**TASK DETAILS**
Search the data for the word "been". Reproduce every line where it is found.

++++ DATA FOR THIS EXERCISE

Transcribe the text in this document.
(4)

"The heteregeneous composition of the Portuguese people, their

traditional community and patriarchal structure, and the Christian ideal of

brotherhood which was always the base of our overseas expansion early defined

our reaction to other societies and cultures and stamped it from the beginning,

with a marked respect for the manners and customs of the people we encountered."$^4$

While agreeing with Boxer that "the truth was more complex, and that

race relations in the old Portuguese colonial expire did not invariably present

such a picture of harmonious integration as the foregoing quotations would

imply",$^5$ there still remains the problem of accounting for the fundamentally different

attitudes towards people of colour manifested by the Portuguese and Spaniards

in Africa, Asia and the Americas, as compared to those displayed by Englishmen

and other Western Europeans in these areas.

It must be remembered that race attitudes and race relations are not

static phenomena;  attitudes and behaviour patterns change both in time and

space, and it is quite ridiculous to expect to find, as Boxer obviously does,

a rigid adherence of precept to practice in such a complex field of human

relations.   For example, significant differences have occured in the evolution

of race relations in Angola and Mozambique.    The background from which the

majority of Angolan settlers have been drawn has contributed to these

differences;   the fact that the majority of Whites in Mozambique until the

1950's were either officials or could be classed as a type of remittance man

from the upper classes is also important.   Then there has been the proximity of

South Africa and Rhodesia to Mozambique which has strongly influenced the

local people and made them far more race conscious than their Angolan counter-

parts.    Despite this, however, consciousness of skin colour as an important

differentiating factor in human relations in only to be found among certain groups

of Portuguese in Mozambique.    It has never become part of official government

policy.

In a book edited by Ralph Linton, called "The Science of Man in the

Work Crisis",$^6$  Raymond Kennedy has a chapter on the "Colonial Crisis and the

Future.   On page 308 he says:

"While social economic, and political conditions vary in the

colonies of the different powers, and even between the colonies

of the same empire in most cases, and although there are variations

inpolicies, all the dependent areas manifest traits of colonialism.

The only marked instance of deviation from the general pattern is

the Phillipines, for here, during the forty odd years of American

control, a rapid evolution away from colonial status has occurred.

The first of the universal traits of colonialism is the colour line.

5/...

++++++++

**ANSWER FOR THE TASK**
majority of Angolan settlers have been drawn has contributed to these
from the upper classes is also important.   Then there has been the proximity of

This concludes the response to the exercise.